§ RECORDS TO USE
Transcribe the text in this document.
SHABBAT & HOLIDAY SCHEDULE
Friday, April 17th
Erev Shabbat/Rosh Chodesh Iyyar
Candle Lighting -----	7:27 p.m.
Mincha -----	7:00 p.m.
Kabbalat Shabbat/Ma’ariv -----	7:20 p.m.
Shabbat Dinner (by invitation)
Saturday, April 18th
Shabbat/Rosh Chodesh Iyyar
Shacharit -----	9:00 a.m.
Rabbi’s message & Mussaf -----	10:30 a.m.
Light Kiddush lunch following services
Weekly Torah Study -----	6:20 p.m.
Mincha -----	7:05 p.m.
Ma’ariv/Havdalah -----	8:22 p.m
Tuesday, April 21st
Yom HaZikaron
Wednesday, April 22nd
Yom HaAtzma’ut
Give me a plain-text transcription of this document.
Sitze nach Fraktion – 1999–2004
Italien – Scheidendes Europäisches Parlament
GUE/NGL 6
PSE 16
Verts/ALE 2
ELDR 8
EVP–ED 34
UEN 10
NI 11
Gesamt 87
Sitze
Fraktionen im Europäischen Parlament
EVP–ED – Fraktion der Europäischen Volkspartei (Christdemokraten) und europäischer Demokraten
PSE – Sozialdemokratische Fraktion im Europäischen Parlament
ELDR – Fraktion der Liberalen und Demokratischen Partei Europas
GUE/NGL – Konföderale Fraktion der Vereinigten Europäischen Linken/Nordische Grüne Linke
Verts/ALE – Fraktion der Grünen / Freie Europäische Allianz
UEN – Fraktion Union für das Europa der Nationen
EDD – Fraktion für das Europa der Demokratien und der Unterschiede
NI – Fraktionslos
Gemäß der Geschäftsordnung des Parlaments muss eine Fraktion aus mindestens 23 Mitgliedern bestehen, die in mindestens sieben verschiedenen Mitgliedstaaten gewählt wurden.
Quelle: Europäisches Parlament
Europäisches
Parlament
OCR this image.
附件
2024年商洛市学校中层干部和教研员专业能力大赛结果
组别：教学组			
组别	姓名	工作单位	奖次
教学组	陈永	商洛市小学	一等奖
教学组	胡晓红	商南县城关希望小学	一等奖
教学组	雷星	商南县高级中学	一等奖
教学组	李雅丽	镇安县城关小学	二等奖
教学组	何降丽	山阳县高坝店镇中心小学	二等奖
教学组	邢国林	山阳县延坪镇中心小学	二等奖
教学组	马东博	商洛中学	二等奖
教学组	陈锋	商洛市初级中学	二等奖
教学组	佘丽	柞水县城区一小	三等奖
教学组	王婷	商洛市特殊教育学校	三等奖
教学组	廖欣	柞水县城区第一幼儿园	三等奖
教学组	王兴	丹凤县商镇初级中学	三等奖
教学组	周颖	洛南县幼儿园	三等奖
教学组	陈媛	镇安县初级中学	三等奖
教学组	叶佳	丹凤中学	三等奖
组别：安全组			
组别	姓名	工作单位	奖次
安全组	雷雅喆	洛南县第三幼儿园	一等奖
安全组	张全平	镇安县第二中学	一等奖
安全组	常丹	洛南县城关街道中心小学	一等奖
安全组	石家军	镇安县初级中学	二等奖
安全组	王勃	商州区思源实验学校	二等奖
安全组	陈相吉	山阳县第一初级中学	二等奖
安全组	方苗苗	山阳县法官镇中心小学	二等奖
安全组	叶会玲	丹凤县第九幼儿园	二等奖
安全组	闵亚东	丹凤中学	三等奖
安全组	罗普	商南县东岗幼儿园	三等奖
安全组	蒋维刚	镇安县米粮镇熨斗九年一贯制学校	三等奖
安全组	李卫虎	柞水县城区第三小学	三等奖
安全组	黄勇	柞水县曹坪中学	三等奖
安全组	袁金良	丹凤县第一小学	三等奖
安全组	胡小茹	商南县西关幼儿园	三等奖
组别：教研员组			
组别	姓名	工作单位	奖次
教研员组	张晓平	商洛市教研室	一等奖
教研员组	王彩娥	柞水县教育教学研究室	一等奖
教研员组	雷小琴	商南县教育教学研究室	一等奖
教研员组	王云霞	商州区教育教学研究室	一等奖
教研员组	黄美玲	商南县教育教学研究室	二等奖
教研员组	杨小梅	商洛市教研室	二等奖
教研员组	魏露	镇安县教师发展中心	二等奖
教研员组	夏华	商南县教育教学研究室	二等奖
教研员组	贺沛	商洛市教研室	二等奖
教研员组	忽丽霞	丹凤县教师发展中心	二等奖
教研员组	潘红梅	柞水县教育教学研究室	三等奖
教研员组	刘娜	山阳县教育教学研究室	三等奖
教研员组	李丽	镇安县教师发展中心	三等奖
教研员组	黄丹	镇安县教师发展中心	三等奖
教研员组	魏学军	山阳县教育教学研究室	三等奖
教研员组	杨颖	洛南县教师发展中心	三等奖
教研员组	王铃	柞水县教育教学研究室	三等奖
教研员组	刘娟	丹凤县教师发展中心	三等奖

§ PROBLEM REQUIREMENTS
Copy out the full listing exactly.

§ FULL SOLUTION
Transcribe the text in this document.
SHABBAT & HOLIDAY SCHEDULE
Friday, April 17th
Erev Shabbat/Rosh Chodesh Iyyar
Candle Lighting -----	7:27 p.m.
Mincha -----	7:00 p.m.
Kabbalat Shabbat/Ma’ariv -----	7:20 p.m.
Shabbat Dinner (by invitation)
Saturday, April 18th
Shabbat/Rosh Chodesh Iyyar
Shacharit -----	9:00 a.m.
Rabbi’s message & Mussaf -----	10:30 a.m.
Light Kiddush lunch following services
Weekly Torah Study -----	6:20 p.m.
Mincha -----	7:05 p.m.
Ma’ariv/Havdalah -----	8:22 p.m
Tuesday, April 21st
Yom HaZikaron
Wednesday, April 22nd
Yom HaAtzma’ut
Give me a plain-text transcription of this document.
Sitze nach Fraktion – 1999–2004
Italien – Scheidendes Europäisches Parlament
GUE/NGL 6
PSE 16
Verts/ALE 2
ELDR 8
EVP–ED 34
UEN 10
NI 11
Gesamt 87
Sitze
Fraktionen im Europäischen Parlament
EVP–ED – Fraktion der Europäischen Volkspartei (Christdemokraten) und europäischer Demokraten
PSE – Sozialdemokratische Fraktion im Europäischen Parlament
ELDR – Fraktion der Liberalen und Demokratischen Partei Europas
GUE/NGL – Konföderale Fraktion der Vereinigten Europäischen Linken/Nordische Grüne Linke
Verts/ALE – Fraktion der Grünen / Freie Europäische Allianz
UEN – Fraktion Union für das Europa der Nationen
EDD – Fraktion für das Europa der Demokratien und der Unterschiede
NI – Fraktionslos
Gemäß der Geschäftsordnung des Parlaments muss eine Fraktion aus mindestens 23 Mitgliedern bestehen, die in mindestens sieben verschiedenen Mitgliedstaaten gewählt wurden.
Quelle: Europäisches Parlament
Europäisches
Parlament
OCR this image.
附件
2024年商洛市学校中层干部和教研员专业能力大赛结果
组别：教学组			
组别	姓名	工作单位	奖次
教学组	陈永	商洛市小学	一等奖
教学组	胡晓红	商南县城关希望小学	一等奖
教学组	雷星	商南县高级中学	一等奖
教学组	李雅丽	镇安县城关小学	二等奖
教学组	何降丽	山阳县高坝店镇中心小学	二等奖
教学组	邢国林	山阳县延坪镇中心小学	二等奖
教学组	马东博	商洛中学	二等奖
教学组	陈锋	商洛市初级中学	二等奖
教学组	佘丽	柞水县城区一小	三等奖
教学组	王婷	商洛市特殊教育学校	三等奖
教学组	廖欣	柞水县城区第一幼儿园	三等奖
教学组	王兴	丹凤县商镇初级中学	三等奖
教学组	周颖	洛南县幼儿园	三等奖
教学组	陈媛	镇安县初级中学	三等奖
教学组	叶佳	丹凤中学	三等奖
组别：安全组			
组别	姓名	工作单位	奖次
安全组	雷雅喆	洛南县第三幼儿园	一等奖
安全组	张全平	镇安县第二中学	一等奖
安全组	常丹	洛南县城关街道中心小学	一等奖
安全组	石家军	镇安县初级中学	二等奖
安全组	王勃	商州区思源实验学校	二等奖
安全组	陈相吉	山阳县第一初级中学	二等奖
安全组	方苗苗	山阳县法官镇中心小学	二等奖
安全组	叶会玲	丹凤县第九幼儿园	二等奖
安全组	闵亚东	丹凤中学	三等奖
安全组	罗普	商南县东岗幼儿园	三等奖
安全组	蒋维刚	镇安县米粮镇熨斗九年一贯制学校	三等奖
安全组	李卫虎	柞水县城区第三小学	三等奖
安全组	黄勇	柞水县曹坪中学	三等奖
安全组	袁金良	丹凤县第一小学	三等奖
安全组	胡小茹	商南县西关幼儿园	三等奖
组别：教研员组			
组别	姓名	工作单位	奖次
教研员组	张晓平	商洛市教研室	一等奖
教研员组	王彩娥	柞水县教育教学研究室	一等奖
教研员组	雷小琴	商南县教育教学研究室	一等奖
教研员组	王云霞	商州区教育教学研究室	一等奖
教研员组	黄美玲	商南县教育教学研究室	二等奖
教研员组	杨小梅	商洛市教研室	二等奖
教研员组	魏露	镇安县教师发展中心	二等奖
教研员组	夏华	商南县教育教学研究室	二等奖
教研员组	贺沛	商洛市教研室	二等奖
教研员组	忽丽霞	丹凤县教师发展中心	二等奖
教研员组	潘红梅	柞水县教育教学研究室	三等奖
教研员组	刘娜	山阳县教育教学研究室	三等奖
教研员组	李丽	镇安县教师发展中心	三等奖
教研员组	黄丹	镇安县教师发展中心	三等奖
教研员组	魏学军	山阳县教育教学研究室	三等奖
教研员组	杨颖	洛南县教师发展中心	三等奖
教研员组	王铃	柞水县教育教学研究室	三等奖
教研员组	刘娟	丹凤县教师发展中心	三等奖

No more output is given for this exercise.